* **Directions for this task**: Which lines contain the word "stage"? Return each of them as written.

* **Data shown**:
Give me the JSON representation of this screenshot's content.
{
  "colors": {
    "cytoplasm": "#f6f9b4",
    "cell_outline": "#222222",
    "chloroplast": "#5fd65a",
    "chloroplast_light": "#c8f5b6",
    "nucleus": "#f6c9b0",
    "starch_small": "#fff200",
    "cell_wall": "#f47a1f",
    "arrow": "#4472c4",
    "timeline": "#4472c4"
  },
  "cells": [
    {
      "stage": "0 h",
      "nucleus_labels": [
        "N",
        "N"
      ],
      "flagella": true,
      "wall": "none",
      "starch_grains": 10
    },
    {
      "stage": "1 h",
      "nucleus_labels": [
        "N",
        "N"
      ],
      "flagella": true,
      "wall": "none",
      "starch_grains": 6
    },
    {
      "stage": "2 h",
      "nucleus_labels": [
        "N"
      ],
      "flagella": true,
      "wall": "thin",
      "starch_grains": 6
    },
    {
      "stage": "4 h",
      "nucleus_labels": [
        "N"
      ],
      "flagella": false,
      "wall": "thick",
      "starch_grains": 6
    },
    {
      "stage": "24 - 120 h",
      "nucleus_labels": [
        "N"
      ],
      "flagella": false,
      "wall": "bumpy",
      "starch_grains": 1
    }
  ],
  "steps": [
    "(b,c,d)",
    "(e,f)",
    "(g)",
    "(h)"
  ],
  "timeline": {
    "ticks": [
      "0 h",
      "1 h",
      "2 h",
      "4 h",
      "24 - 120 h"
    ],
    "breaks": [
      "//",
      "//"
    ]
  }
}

* **Response**:
      "stage": "0 h",
      "stage": "1 h",
      "stage": "2 h",
      "stage": "4 h",
      "stage": "24 - 120 h",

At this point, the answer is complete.